If a line below contains the string "marker", return that line.

----------

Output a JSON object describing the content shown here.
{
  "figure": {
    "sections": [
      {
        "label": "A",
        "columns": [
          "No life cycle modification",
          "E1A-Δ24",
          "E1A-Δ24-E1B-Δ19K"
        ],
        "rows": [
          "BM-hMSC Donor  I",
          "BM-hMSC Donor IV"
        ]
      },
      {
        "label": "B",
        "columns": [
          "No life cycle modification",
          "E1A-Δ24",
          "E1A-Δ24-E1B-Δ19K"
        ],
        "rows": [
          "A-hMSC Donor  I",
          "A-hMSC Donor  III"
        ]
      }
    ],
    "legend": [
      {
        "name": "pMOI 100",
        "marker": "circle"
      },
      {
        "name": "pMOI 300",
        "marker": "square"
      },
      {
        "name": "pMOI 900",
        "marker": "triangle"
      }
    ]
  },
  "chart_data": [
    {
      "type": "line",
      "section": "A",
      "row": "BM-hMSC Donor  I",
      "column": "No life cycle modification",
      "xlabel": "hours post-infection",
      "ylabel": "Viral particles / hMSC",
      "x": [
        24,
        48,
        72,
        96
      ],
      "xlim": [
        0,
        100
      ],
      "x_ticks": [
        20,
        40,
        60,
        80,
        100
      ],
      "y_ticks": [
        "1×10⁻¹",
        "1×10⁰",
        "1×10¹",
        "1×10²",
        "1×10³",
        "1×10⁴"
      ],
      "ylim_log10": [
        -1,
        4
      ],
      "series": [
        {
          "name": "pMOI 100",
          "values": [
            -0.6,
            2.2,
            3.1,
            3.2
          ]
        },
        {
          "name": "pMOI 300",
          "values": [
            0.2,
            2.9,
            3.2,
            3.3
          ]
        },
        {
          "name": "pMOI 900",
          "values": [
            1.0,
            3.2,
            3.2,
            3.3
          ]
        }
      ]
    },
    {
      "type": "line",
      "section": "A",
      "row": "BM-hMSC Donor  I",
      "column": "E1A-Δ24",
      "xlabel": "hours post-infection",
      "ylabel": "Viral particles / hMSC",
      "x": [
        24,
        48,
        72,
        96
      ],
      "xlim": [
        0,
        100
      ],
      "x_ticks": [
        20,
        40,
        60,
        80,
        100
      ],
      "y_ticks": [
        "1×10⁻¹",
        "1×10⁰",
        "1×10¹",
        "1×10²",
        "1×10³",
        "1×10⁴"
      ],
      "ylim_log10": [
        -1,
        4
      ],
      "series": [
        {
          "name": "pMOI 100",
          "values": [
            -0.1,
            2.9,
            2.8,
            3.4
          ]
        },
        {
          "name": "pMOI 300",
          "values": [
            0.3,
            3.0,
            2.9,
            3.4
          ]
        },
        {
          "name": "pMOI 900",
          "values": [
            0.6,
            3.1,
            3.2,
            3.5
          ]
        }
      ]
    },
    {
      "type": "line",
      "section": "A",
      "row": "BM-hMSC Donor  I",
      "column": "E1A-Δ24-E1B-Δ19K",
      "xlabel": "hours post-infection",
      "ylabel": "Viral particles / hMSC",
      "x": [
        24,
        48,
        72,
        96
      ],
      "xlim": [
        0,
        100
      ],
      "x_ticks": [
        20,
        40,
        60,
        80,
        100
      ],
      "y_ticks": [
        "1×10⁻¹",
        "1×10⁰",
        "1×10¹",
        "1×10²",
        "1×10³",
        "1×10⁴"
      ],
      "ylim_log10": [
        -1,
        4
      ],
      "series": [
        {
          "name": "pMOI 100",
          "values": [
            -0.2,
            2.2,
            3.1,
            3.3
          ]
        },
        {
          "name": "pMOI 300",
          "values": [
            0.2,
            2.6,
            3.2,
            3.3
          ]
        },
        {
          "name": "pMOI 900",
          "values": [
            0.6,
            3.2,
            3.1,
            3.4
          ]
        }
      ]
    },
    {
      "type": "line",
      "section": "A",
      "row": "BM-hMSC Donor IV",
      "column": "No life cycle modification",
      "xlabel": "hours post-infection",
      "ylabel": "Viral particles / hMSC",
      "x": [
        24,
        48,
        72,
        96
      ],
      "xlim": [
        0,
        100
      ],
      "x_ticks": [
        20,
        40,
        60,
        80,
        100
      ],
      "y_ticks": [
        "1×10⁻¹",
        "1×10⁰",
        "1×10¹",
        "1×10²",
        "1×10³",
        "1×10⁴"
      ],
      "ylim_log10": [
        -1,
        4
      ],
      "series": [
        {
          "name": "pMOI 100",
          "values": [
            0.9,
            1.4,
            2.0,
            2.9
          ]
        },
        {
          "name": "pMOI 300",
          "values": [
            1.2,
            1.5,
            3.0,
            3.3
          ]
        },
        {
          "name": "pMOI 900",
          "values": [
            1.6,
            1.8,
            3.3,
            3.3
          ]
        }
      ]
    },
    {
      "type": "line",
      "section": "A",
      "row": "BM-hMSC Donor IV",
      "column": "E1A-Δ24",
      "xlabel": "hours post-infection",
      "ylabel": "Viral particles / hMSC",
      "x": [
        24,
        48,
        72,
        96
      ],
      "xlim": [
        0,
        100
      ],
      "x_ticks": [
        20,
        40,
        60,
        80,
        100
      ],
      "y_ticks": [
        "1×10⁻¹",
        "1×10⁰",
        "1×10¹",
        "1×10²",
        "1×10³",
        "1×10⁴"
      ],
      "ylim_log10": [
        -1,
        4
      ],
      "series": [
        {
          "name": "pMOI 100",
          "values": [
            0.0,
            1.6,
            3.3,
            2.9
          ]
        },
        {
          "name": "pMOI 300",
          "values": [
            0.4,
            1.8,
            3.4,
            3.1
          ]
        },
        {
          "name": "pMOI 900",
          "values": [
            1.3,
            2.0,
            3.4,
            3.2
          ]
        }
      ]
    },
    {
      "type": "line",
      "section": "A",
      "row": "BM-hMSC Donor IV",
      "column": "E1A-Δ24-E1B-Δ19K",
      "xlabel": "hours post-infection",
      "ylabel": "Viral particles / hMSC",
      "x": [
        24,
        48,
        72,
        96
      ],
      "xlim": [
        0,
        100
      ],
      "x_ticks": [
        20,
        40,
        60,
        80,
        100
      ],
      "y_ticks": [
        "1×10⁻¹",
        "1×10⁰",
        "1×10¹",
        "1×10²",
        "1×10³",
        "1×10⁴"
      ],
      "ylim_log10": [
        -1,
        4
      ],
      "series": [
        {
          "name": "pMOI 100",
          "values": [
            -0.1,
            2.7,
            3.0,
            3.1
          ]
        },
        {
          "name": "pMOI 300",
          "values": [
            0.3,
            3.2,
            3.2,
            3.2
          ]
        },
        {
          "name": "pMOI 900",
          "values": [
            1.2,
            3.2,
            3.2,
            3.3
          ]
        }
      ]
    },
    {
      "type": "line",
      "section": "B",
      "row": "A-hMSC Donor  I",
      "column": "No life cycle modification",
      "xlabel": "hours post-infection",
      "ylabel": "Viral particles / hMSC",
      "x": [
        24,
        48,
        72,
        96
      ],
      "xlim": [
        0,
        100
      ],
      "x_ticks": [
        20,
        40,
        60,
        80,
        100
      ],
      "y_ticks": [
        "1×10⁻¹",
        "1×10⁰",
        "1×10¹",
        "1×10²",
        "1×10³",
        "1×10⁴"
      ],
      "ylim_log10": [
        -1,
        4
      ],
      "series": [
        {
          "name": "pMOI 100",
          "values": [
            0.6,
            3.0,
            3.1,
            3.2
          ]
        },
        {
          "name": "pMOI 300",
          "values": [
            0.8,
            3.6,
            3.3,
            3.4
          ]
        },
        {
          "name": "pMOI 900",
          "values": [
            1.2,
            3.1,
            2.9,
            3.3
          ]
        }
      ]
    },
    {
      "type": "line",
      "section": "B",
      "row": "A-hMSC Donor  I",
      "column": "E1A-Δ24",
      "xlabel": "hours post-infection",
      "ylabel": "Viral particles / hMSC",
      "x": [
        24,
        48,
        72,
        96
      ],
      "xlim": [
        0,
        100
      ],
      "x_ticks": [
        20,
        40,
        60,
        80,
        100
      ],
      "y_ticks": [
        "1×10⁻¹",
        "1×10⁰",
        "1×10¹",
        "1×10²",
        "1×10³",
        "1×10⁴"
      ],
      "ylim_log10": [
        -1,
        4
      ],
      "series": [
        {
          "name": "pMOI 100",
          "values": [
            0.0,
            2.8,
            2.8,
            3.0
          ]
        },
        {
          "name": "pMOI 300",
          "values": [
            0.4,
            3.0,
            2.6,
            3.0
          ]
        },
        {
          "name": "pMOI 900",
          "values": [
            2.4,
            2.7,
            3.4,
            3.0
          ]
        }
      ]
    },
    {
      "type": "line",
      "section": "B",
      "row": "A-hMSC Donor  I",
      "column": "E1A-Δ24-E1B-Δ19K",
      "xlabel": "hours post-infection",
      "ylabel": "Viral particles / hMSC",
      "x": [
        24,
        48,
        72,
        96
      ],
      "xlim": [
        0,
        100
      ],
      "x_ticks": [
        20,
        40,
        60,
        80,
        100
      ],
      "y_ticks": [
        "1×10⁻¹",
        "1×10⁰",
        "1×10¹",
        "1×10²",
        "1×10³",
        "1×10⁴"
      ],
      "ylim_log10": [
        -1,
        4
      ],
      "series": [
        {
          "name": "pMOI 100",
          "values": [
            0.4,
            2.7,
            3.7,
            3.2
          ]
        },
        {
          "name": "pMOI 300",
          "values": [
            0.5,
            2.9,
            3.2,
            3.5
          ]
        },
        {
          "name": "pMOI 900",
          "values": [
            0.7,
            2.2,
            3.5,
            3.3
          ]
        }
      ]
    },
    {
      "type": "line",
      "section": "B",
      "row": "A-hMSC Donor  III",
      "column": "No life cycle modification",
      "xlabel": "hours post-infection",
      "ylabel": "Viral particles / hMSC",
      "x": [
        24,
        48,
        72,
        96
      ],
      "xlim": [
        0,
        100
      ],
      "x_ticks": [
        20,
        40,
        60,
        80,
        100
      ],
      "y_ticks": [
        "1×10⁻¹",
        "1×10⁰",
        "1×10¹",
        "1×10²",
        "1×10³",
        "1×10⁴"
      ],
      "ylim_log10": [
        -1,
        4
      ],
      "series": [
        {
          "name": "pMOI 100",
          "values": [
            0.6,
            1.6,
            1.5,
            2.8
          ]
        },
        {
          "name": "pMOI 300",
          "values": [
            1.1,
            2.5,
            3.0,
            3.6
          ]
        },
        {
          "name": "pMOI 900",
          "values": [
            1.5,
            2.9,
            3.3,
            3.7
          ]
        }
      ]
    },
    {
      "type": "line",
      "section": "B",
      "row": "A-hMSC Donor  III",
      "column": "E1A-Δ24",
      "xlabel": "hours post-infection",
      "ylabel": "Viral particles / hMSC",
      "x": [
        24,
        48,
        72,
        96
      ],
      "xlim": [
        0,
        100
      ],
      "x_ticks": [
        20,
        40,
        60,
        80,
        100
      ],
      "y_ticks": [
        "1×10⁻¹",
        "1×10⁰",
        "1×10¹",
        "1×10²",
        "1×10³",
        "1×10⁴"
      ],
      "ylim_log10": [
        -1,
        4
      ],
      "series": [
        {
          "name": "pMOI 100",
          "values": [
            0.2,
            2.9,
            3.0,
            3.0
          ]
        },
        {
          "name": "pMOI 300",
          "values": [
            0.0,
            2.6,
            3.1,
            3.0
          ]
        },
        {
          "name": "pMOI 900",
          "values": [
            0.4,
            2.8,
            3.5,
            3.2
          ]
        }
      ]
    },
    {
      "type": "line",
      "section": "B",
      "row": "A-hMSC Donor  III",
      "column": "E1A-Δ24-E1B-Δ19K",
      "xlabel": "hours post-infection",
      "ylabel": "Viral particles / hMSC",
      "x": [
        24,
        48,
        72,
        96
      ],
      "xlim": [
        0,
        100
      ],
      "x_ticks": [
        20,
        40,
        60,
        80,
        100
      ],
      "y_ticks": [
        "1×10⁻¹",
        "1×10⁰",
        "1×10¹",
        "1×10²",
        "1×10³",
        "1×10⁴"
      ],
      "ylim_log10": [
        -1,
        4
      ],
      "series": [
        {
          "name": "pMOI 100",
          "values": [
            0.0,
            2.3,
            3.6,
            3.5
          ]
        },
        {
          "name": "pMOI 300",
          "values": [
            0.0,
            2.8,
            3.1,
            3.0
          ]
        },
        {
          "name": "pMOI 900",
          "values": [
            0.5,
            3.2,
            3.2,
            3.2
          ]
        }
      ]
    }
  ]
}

----------

▶ [SOLUTION FOR THIS PROBLEM]:
        "marker": "circle"
        "marker": "square"
        "marker": "triangle"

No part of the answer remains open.